| STATED GOAL |
Every entry below should be repeated exactly; the pictures should not.

| ITEMS |
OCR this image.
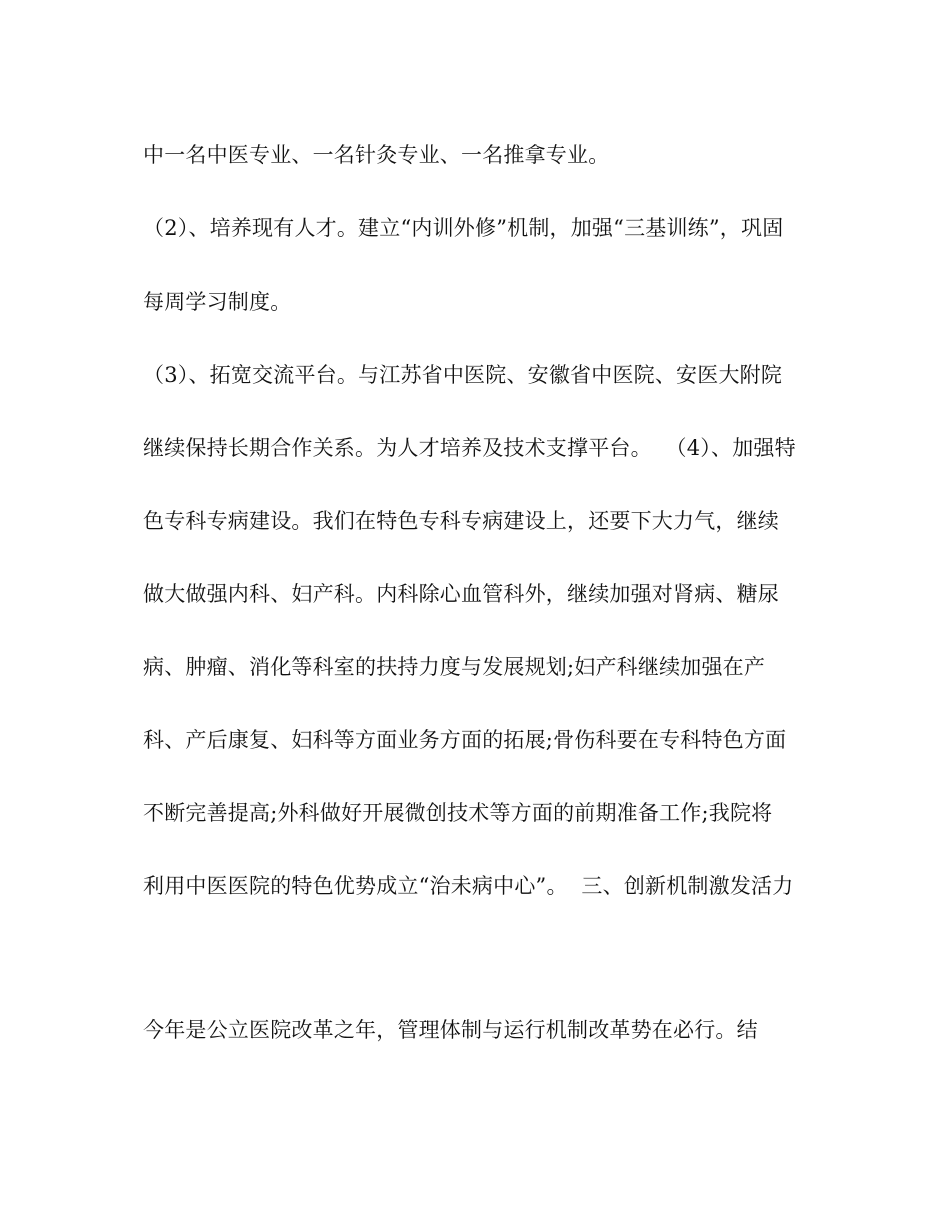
中一名中医专业、一名针灸专业、一名推拿专业。
（2）、培养现有人才。建立“内训外修”机制，加强“三基训练”，巩固
每周学习制度。
（3）、拓宽交流平台。与江苏省中医院、安徽省中医院、安医大附院
继续保持长期合作关系。为人才培养及技术支撑平台。  （4）、加强特
色专科专病建设。我们在特色专科专病建设上，还要下大力气，继续
做大做强内科、妇产科。内科除心血管科外，继续加强对肾病、糖尿
病、肿瘤、消化等科室的扶持力度与发展规划;妇产科继续加强在产
科、产后康复、妇科等方面业务方面的拓展;骨伤科要在专科特色方面
不断完善提高;外科做好开展微创技术等方面的前期准备工作;我院将
利用中医医院的特色优势成立“治未病中心”。  三、创新机制激发活力
今年是公立医院改革之年，管理体制与运行机制改革势在必行。结
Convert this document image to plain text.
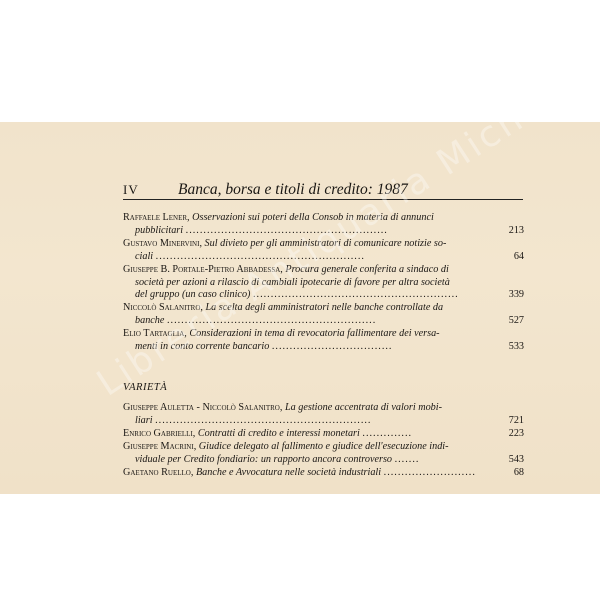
IV	Banca, borsa e titoli di credito: 1987
Raffaele Lener, Osservazioni sui poteri della Consob in materia di annunci
pubblicitari .........................................................	213
Gustavo Minervini, Sul divieto per gli amministratori di comunicare notizie so-
ciali ...........................................................	64
Giuseppe B. Portale-Pietro Abbadessa, Procura generale conferita a sindaco di
società per azioni a rilascio di cambiali ipotecarie di favore per altra società
del gruppo (un caso clinico) ..........................................................	339
Niccolò Salanitro, La scelta degli amministratori nelle banche controllate da
banche ...........................................................	527
Elio Tartaglia, Considerazioni in tema di revocatoria fallimentare dei versa-
menti in conto corrente bancario ..................................	533
VARIETÀ
Giuseppe Auletta - Niccolò Salanitro, La gestione accentrata di valori mobi-
liari .............................................................	721
Enrico Gabrielli, Contratti di credito e interessi monetari ..............	223
Giuseppe Macrini, Giudice delegato al fallimento e giudice dell'esecuzione indi-
viduale per Credito fondiario: un rapporto ancora controverso .......	543
Gaetano Ruello, Banche e Avvocatura nelle società industriali ..........................	68
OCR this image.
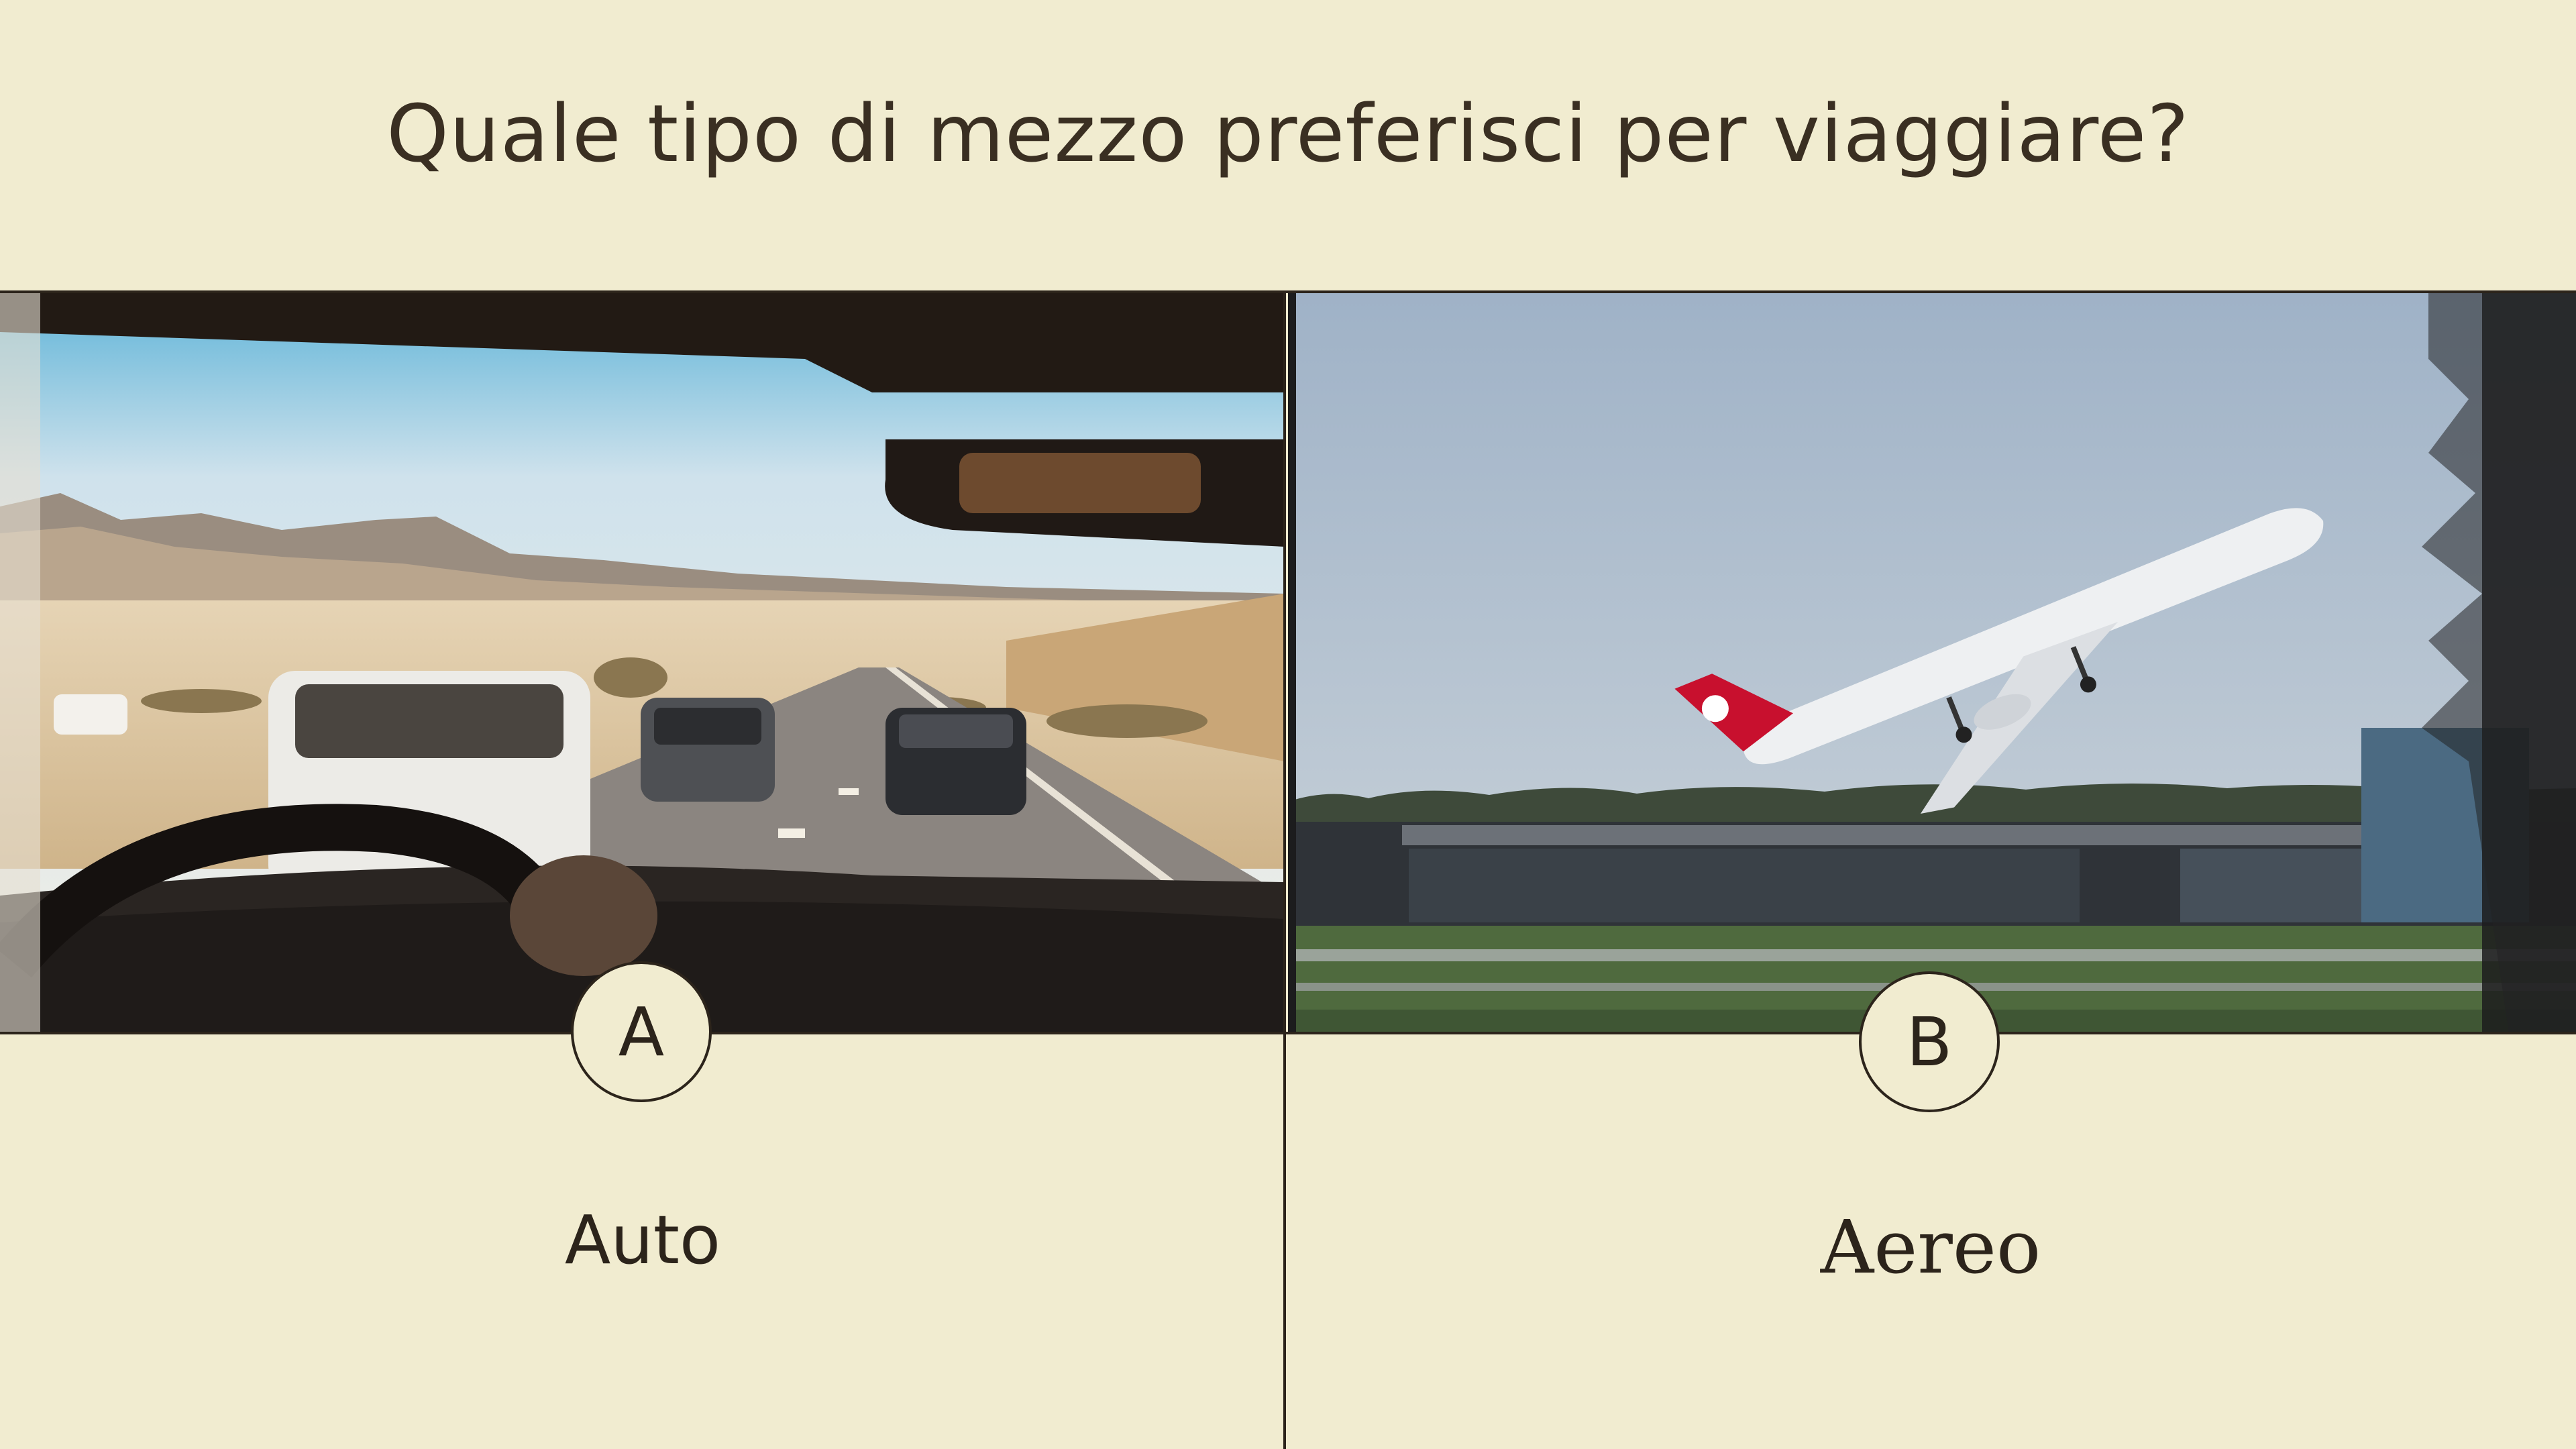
Quale tipo di mezzo preferisci per viaggiare?
A	B
Auto	Aereo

| THE SOLUTION |
OCR this image.
中一名中医专业、一名针灸专业、一名推拿专业。
（2）、培养现有人才。建立“内训外修”机制，加强“三基训练”，巩固
每周学习制度。
（3）、拓宽交流平台。与江苏省中医院、安徽省中医院、安医大附院
继续保持长期合作关系。为人才培养及技术支撑平台。  （4）、加强特
色专科专病建设。我们在特色专科专病建设上，还要下大力气，继续
做大做强内科、妇产科。内科除心血管科外，继续加强对肾病、糖尿
病、肿瘤、消化等科室的扶持力度与发展规划;妇产科继续加强在产
科、产后康复、妇科等方面业务方面的拓展;骨伤科要在专科特色方面
不断完善提高;外科做好开展微创技术等方面的前期准备工作;我院将
利用中医医院的特色优势成立“治未病中心”。  三、创新机制激发活力
今年是公立医院改革之年，管理体制与运行机制改革势在必行。结
Convert this document image to plain text.
IV	Banca, borsa e titoli di credito: 1987
Raffaele Lener, Osservazioni sui poteri della Consob in materia di annunci
pubblicitari .........................................................	213
Gustavo Minervini, Sul divieto per gli amministratori di comunicare notizie so-
ciali ...........................................................	64
Giuseppe B. Portale-Pietro Abbadessa, Procura generale conferita a sindaco di
società per azioni a rilascio di cambiali ipotecarie di favore per altra società
del gruppo (un caso clinico) ..........................................................	339
Niccolò Salanitro, La scelta degli amministratori nelle banche controllate da
banche ...........................................................	527
Elio Tartaglia, Considerazioni in tema di revocatoria fallimentare dei versa-
menti in conto corrente bancario ..................................	533
VARIETÀ
Giuseppe Auletta - Niccolò Salanitro, La gestione accentrata di valori mobi-
liari .............................................................	721
Enrico Gabrielli, Contratti di credito e interessi monetari ..............	223
Giuseppe Macrini, Giudice delegato al fallimento e giudice dell'esecuzione indi-
viduale per Credito fondiario: un rapporto ancora controverso .......	543
Gaetano Ruello, Banche e Avvocatura nelle società industriali ..........................	68
OCR this image.
Quale tipo di mezzo preferisci per viaggiare?
A	B
Auto	Aereo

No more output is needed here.